* Begin Reading text *
In each case, a user will need to call checkpoint_simulator.x using mpirun (or similar MPI launcher). When a user does this they need to call it with nx * ny * 6 processes. So if a user wants to run this set of options:

--nx 6 --ny 6 --im_world 180 --lm 181

then it must be called as:

mpirun -np 216 checkpoint_simulator.x --nx 6 --ny 6 --im_world 180 --lm 181

The README.md also details a way for users to use a configuration file to control checkpoint_simulator.x.

restart_simulator.x

restart_simulator.x is the read counterpart to checkpoint_simulator.x. It has all the same caveats as checkpoint_simulator.x such as needing to use nx * ny * 6 MPI processes. However, the one main difference is it is a read benchmark so it needs a file to read! Thus, you MUST run checkpoint_simulator.x first to generate the file used in restart_simulator.x.
* End Reading text *
▸ **Work to do**:
#1 According to the simulator usage text, what must be run before restart_simulator.x, and why?
#2 Print the stretch of the simulator usage text from "mpirun -np 216" through "used in restart_simulator.x.".
#3 Write a continuation of the simulator usage text, beginning after its final sentence.
* Begin Stored records *
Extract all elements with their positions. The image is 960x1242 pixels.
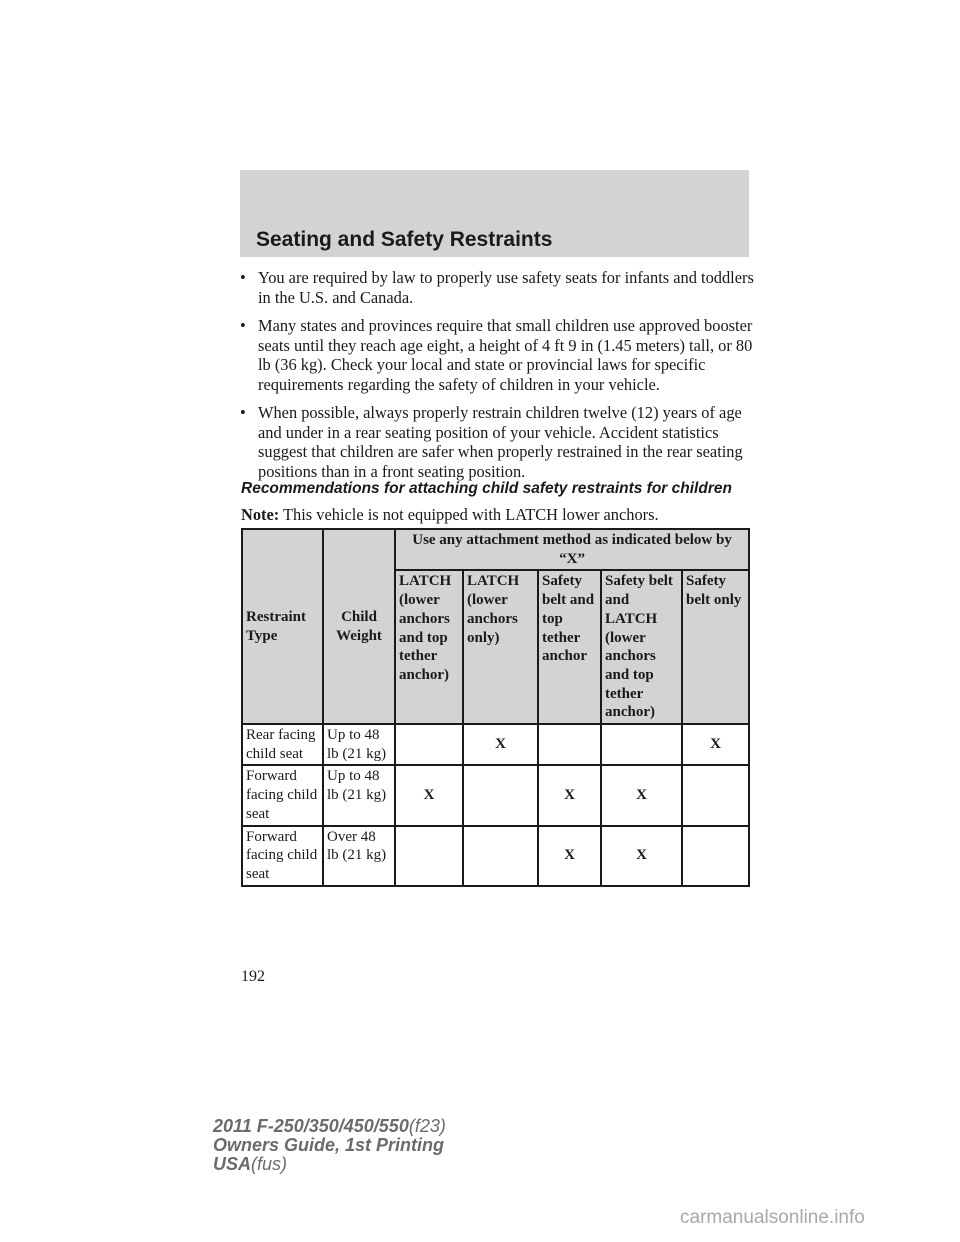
header-method: Safety belt only: [682, 570, 749, 724]
cell-restraint-type: Rear facing child seat: [242, 724, 323, 765]
cell-mark: [682, 765, 749, 825]
bullet-icon: •: [240, 316, 246, 335]
bullet-item: [240, 268, 760, 307]
header-restraint-type: Restraint Type: [242, 529, 323, 724]
note-label: Note:: [241, 505, 280, 524]
cell-mark: X: [601, 765, 682, 825]
footer-model-code: (f23): [408, 1116, 446, 1136]
cell-mark: [682, 826, 749, 886]
header-method: Safety belt and LATCH (lower anchors and top tether anchor): [601, 570, 682, 724]
document-footer: [213, 1117, 446, 1174]
cell-mark: X: [601, 826, 682, 886]
cell-restraint-type: Forward facing child seat: [242, 765, 323, 825]
footer-line-model: [213, 1117, 446, 1136]
section-title: Seating and Safety Restraints: [256, 228, 553, 251]
note-text: This vehicle is not equipped with LATCH lower anchors.: [283, 505, 659, 524]
cell-mark: X: [463, 724, 538, 765]
bullet-text: You are required by law to properly use safety seats for infants and toddlers in the U.S. and Canada.: [258, 268, 754, 307]
subheading: Recommendations for attaching child safety restraints for children: [241, 480, 732, 497]
footer-line-market: [213, 1155, 446, 1174]
bullet-item: [240, 316, 760, 394]
cell-mark: [395, 826, 463, 886]
table-row: [242, 724, 749, 765]
header-method: LATCH (lower anchors only): [463, 570, 538, 724]
cell-mark: [463, 765, 538, 825]
cell-mark: X: [538, 826, 601, 886]
footer-model: 2011 F-250/350/450/550: [213, 1116, 409, 1136]
cell-mark: [395, 724, 463, 765]
table-header-row: [242, 529, 749, 570]
cell-mark: [538, 724, 601, 765]
cell-restraint-type: Forward facing child seat: [242, 826, 323, 886]
cell-child-weight: Up to 48 lb (21 kg): [323, 765, 395, 825]
note: [241, 505, 659, 525]
cell-mark: X: [538, 765, 601, 825]
page-number: 192: [241, 968, 265, 985]
cell-mark: [463, 826, 538, 886]
table-row: [242, 826, 749, 886]
table-row: [242, 765, 749, 825]
restraint-table: [241, 528, 750, 887]
header-attachment-method: Use any attachment method as indicated below by “X”: [395, 529, 749, 570]
watermark[interactable]: carmanualsonline.info: [680, 1207, 865, 1228]
bullet-item: [240, 403, 760, 481]
cell-mark: X: [395, 765, 463, 825]
bullet-text: Many states and provinces require that small children use approved booster seats until they reach age eight, a height of 4 ft 9 in (1.45 meters) tall, or 80 lb (36 kg). Check your local and state or provincial laws for specific requirements regarding the safety of children in your vehicle.: [258, 316, 753, 394]
cell-mark: [601, 724, 682, 765]
bullet-icon: •: [240, 403, 246, 422]
header-method: Safety belt and top tether anchor: [538, 570, 601, 724]
cell-child-weight: Over 48 lb (21 kg): [323, 826, 395, 886]
bullet-list: [240, 268, 760, 490]
bullet-icon: •: [240, 268, 246, 287]
footer-line-guide: Owners Guide, 1st Printing: [213, 1135, 445, 1155]
footer-market: USA: [213, 1154, 252, 1174]
cell-child-weight: Up to 48 lb (21 kg): [323, 724, 395, 765]
cell-mark: X: [682, 724, 749, 765]
header-child-weight: Child Weight: [323, 529, 395, 724]
bullet-text: When possible, always properly restrain children twelve (12) years of age and under in a rear seating position of your vehicle. Accident statistics suggest that children are safer when properly restrained in the rear seating positions than in a front seating position.: [258, 403, 743, 481]
footer-market-code: (fus): [251, 1154, 288, 1174]
header-method: LATCH (lower anchors and top tether anchor): [395, 570, 463, 724]
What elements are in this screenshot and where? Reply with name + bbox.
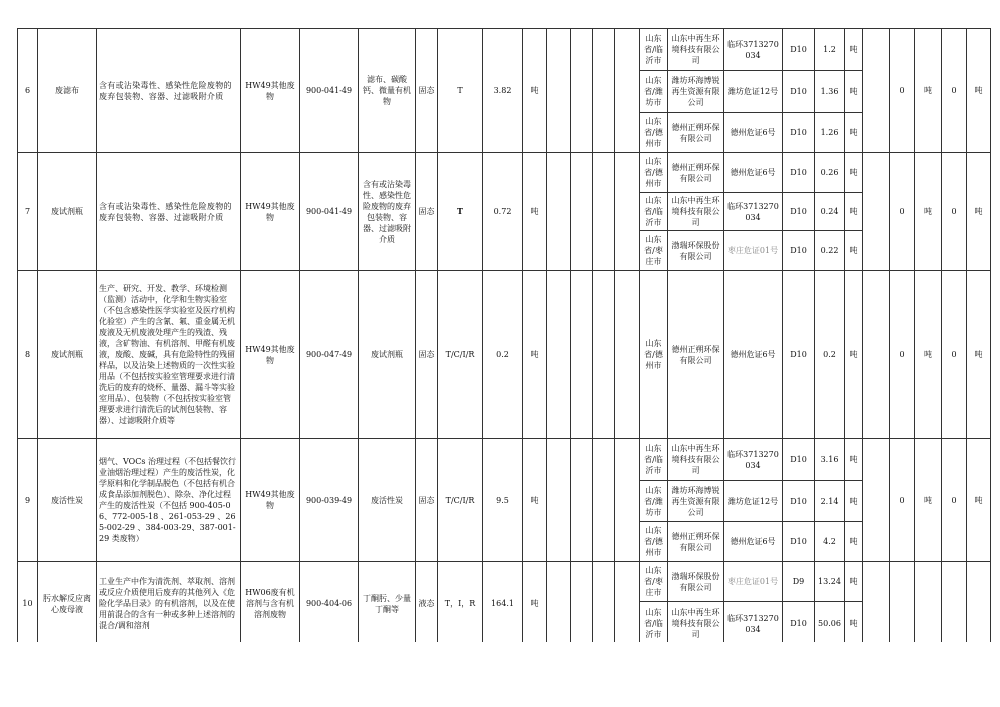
dest-company: 山东中再生环境科技有限公司 [668, 29, 724, 71]
table-row [18, 562, 991, 602]
row-number: 7 [18, 153, 38, 271]
dest-license: 枣庄危证01号 [724, 231, 783, 271]
storage-unit: 吨 [915, 439, 942, 562]
row-number: 8 [18, 271, 38, 439]
storage-unit [915, 562, 942, 646]
amount-unit: 吨 [523, 153, 547, 271]
row-number: 6 [18, 29, 38, 153]
dest-company: 潍坊环海博锐再生资源有限公司 [668, 71, 724, 113]
dest-quantity: 0.22 [815, 231, 845, 271]
empty-cell [615, 439, 640, 562]
dest-quantity: 0.24 [815, 193, 845, 231]
dest-unit: 吨 [845, 439, 863, 481]
stock-unit: 吨 [967, 439, 991, 562]
hazard-property: T/C/I/R [438, 439, 483, 562]
generated-amount: 0.72 [483, 153, 523, 271]
empty-cell [593, 153, 615, 271]
waste-name: 废试剂瓶 [38, 153, 97, 271]
empty-cell [547, 271, 571, 439]
empty-cell [615, 562, 640, 646]
hazard-property: T [438, 153, 483, 271]
storage-unit: 吨 [915, 153, 942, 271]
dest-quantity: 1.36 [815, 71, 845, 113]
dest-method: D10 [783, 193, 815, 231]
empty-cell [615, 271, 640, 439]
generated-amount: 9.5 [483, 439, 523, 562]
empty-cell [863, 439, 890, 562]
empty-cell [593, 29, 615, 153]
storage-amount [890, 562, 915, 646]
empty-cell [547, 439, 571, 562]
stock-amount: 0 [942, 439, 967, 562]
hazard-property: T，I，R [438, 562, 483, 646]
physical-form: 固态 [416, 439, 438, 562]
amount-unit: 吨 [523, 271, 547, 439]
waste-code: 900-039-49 [300, 439, 359, 562]
stock-amount [942, 562, 967, 646]
dest-unit: 吨 [845, 113, 863, 153]
waste-name: 废活性炭 [38, 439, 97, 562]
stock-amount: 0 [942, 29, 967, 153]
dest-quantity: 4.2 [815, 522, 845, 562]
dest-license: 德州危证6号 [724, 113, 783, 153]
dest-unit: 吨 [845, 562, 863, 602]
empty-cell [571, 271, 593, 439]
dest-method: D10 [783, 71, 815, 113]
row-number: 9 [18, 439, 38, 562]
dest-unit: 吨 [845, 602, 863, 646]
dest-region: 山东省/德州市 [640, 522, 668, 562]
waste-category: HW49其他废物 [241, 271, 300, 439]
waste-category: HW06废有机溶剂与含有机溶剂废物 [241, 562, 300, 646]
dest-unit: 吨 [845, 71, 863, 113]
empty-cell [863, 153, 890, 271]
dest-license: 德州危证6号 [724, 522, 783, 562]
dest-region: 山东省/德州市 [640, 153, 668, 193]
dest-quantity: 13.24 [815, 562, 845, 602]
hazardous-waste-table [17, 28, 991, 646]
waste-code: 900-404-06 [300, 562, 359, 646]
empty-cell [593, 271, 615, 439]
waste-category: HW49其他废物 [241, 439, 300, 562]
dest-quantity: 2.14 [815, 481, 845, 522]
waste-code: 900-047-49 [300, 271, 359, 439]
dest-quantity: 0.26 [815, 153, 845, 193]
dest-method: D10 [783, 439, 815, 481]
dest-quantity: 50.06 [815, 602, 845, 646]
main-component: 含有或沾染毒性、感染性危险废物的废弃包装物、容器、过滤吸附介质 [359, 153, 416, 271]
generated-amount: 3.82 [483, 29, 523, 153]
physical-form: 固态 [416, 271, 438, 439]
hazard-property: T [438, 29, 483, 153]
dest-company: 山东中再生环境科技有限公司 [668, 193, 724, 231]
amount-unit: 吨 [523, 562, 547, 646]
waste-description: 烟气、VOCs 治理过程（不包括餐饮行业油烟治理过程）产生的废活性炭，化学原料和化学制品脱色（不包括有机合成食品添加剂脱色）、除杂、净化过程产生的废活性炭（不包括 900-405-06、772-005-18 、261-053-29 、265-002-29 、384-003-29、387-001-29 类废物） [97, 439, 241, 562]
dest-method: D10 [783, 522, 815, 562]
dest-unit: 吨 [845, 271, 863, 439]
dest-company: 渤瑞环保股份有限公司 [668, 562, 724, 602]
waste-name: 废试剂瓶 [38, 271, 97, 439]
empty-cell [615, 153, 640, 271]
dest-company: 德州正朔环保有限公司 [668, 522, 724, 562]
waste-description: 含有或沾染毒性、感染性危险废物的废弃包装物、容器、过滤吸附介质 [97, 29, 241, 153]
dest-company: 山东中再生环境科技有限公司 [668, 439, 724, 481]
dest-company: 德州正朔环保有限公司 [668, 153, 724, 193]
empty-cell [547, 562, 571, 646]
empty-cell [863, 271, 890, 439]
empty-cell [863, 29, 890, 153]
storage-amount: 0 [890, 153, 915, 271]
dest-license: 潍坊危证12号 [724, 71, 783, 113]
storage-amount: 0 [890, 29, 915, 153]
dest-unit: 吨 [845, 29, 863, 71]
dest-region: 山东省/德州市 [640, 271, 668, 439]
dest-unit: 吨 [845, 193, 863, 231]
dest-license: 枣庄危证01号 [724, 562, 783, 602]
row-number: 10 [18, 562, 38, 646]
empty-cell [547, 153, 571, 271]
table-row [18, 153, 991, 193]
dest-quantity: 3.16 [815, 439, 845, 481]
table-row [18, 29, 991, 71]
storage-unit: 吨 [915, 271, 942, 439]
empty-cell [615, 29, 640, 153]
dest-company: 山东中再生环境科技有限公司 [668, 602, 724, 646]
dest-method: D10 [783, 113, 815, 153]
empty-cell [593, 439, 615, 562]
waste-description: 工业生产中作为清洗剂、萃取剂、溶剂或反应介质使用后废弃的其他列入《危险化学品目录》的有机溶剂，以及在使用前混合的含有一种或多种上述溶剂的混合/调和溶剂 [97, 562, 241, 646]
table-row [18, 439, 991, 481]
dest-company: 德州正朔环保有限公司 [668, 271, 724, 439]
empty-cell [571, 562, 593, 646]
dest-license: 德州危证6号 [724, 153, 783, 193]
waste-code: 900-041-49 [300, 29, 359, 153]
dest-license: 临环3713270034 [724, 193, 783, 231]
stock-amount: 0 [942, 153, 967, 271]
amount-unit: 吨 [523, 29, 547, 153]
dest-unit: 吨 [845, 481, 863, 522]
stock-unit: 吨 [967, 29, 991, 153]
empty-cell [593, 562, 615, 646]
dest-company: 渤瑞环保股份有限公司 [668, 231, 724, 271]
dest-region: 山东省/临沂市 [640, 439, 668, 481]
dest-license: 临环3713270034 [724, 29, 783, 71]
storage-amount: 0 [890, 439, 915, 562]
dest-region: 山东省/临沂市 [640, 602, 668, 646]
dest-quantity: 1.2 [815, 29, 845, 71]
empty-cell [863, 562, 890, 646]
dest-unit: 吨 [845, 231, 863, 271]
waste-description: 含有或沾染毒性、感染性危险废物的废弃包装物、容器、过滤吸附介质 [97, 153, 241, 271]
empty-cell [571, 29, 593, 153]
physical-form: 液态 [416, 562, 438, 646]
physical-form: 固态 [416, 153, 438, 271]
dest-region: 山东省/临沂市 [640, 29, 668, 71]
dest-region: 山东省/枣庄市 [640, 562, 668, 602]
empty-cell [547, 29, 571, 153]
storage-unit: 吨 [915, 29, 942, 153]
dest-quantity: 0.2 [815, 271, 845, 439]
dest-method: D10 [783, 153, 815, 193]
dest-license: 临环3713270034 [724, 602, 783, 646]
table-row [18, 271, 991, 439]
dest-region: 山东省/潍坊市 [640, 71, 668, 113]
dest-region: 山东省/潍坊市 [640, 481, 668, 522]
dest-license: 潍坊危证12号 [724, 481, 783, 522]
main-component: 丁酮肟、少量丁酮等 [359, 562, 416, 646]
page-bottom-margin [0, 642, 1000, 707]
main-component: 废试剂瓶 [359, 271, 416, 439]
dest-region: 山东省/枣庄市 [640, 231, 668, 271]
dest-unit: 吨 [845, 153, 863, 193]
amount-unit: 吨 [523, 439, 547, 562]
empty-cell [571, 153, 593, 271]
dest-quantity: 1.26 [815, 113, 845, 153]
dest-license: 临环3713270034 [724, 439, 783, 481]
waste-name: 肟水解反应离心废母液 [38, 562, 97, 646]
waste-description: 生产、研究、开发、教学、环境检测（监测）活动中，化学和生物实验室（不包含感染性医学实验室及医疗机构化验室）产生的含氰、氟、重金属无机废液及无机废液处理产生的残渣、残液，含矿物油、有机溶剂、甲醛有机废液，废酸、废碱，具有危险特性的残留样品，以及沾染上述物质的一次性实验用品（不包括按实验室管理要求进行清洗后的废弃的烧杯、量器、漏斗等实验室用品）、包装物（不包括按实验室管理要求进行清洗后的试剂包装物、容器）、过滤吸附介质等 [97, 271, 241, 439]
storage-amount: 0 [890, 271, 915, 439]
dest-unit: 吨 [845, 522, 863, 562]
stock-unit: 吨 [967, 271, 991, 439]
dest-license: 德州危证6号 [724, 271, 783, 439]
waste-category: HW49其他废物 [241, 153, 300, 271]
waste-category: HW49其他废物 [241, 29, 300, 153]
main-component: 滤布、碳酸钙、微量有机物 [359, 29, 416, 153]
stock-amount: 0 [942, 271, 967, 439]
main-component: 废活性炭 [359, 439, 416, 562]
dest-method: D10 [783, 481, 815, 522]
generated-amount: 164.1 [483, 562, 523, 646]
empty-cell [571, 439, 593, 562]
waste-name: 废滤布 [38, 29, 97, 153]
generated-amount: 0.2 [483, 271, 523, 439]
dest-method: D10 [783, 271, 815, 439]
waste-code: 900-041-49 [300, 153, 359, 271]
dest-method: D9 [783, 562, 815, 602]
stock-unit: 吨 [967, 153, 991, 271]
dest-region: 山东省/德州市 [640, 113, 668, 153]
dest-company: 德州正朔环保有限公司 [668, 113, 724, 153]
hazard-property: T/C/I/R [438, 271, 483, 439]
dest-method: D10 [783, 602, 815, 646]
physical-form: 固态 [416, 29, 438, 153]
dest-method: D10 [783, 29, 815, 71]
stock-unit [967, 562, 991, 646]
dest-company: 潍坊环海博锐再生资源有限公司 [668, 481, 724, 522]
dest-method: D10 [783, 231, 815, 271]
dest-region: 山东省/临沂市 [640, 193, 668, 231]
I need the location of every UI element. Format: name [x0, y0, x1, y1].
* End Stored records *
▸ **Responses**:
#1 checkpoint_simulator.x must be run first to generate the file that restart_simulator.x reads.

#2
mpirun -np 216 checkpoint_simulator.x --nx 6 --ny 6 --im_world 180 --lm 181

The README.md also details a way for users to use a configuration file to control checkpoint_simulator.x.

restart_simulator.x

restart_simulator.x is the read counterpart to checkpoint_simulator.x. It has all the same caveats as checkpoint_simulator.x such as needing to use nx * ny * 6 MPI processes. However, the one main difference is it is a read benchmark so it needs a file to read! Thus, you MUST run checkpoint_simulator.x first to generate the file used in restart_simulator.x.

#3
Like checkpoint_simulator.x, the restart_simulator.x README.md has the full list of options, but they mainly echo checkpoint_simulator.x except if an option for checkpoint_simulator.x has "writer" in the name, it'll be "reader" for restart_simulator.x

The best advice is, if you run checkpoint_simulator.x as:

mpirun -np 216 checkpoint_simulator.x --nx 6 --ny 6 --im_world 180 --lm 181

you'd run restart_simulator.x as:

mpirun -np 216 restart_simulator.x --nx 6 --ny 6 --im_world 180 --lm 181

raw_bw.x

raw_bw.x is, as it says, a raw bandwidth simulator. It's options are much simpler compared to the above benchmark codes:

 usage: ./raw_bw.x [-h][--nx NX][--n_levs N_LEVS][--n_writers N_WRITERS][--n_tries N_TRIES][--file_type FILE_TYPE]

 optional arguments:
  -h, --help                 This message.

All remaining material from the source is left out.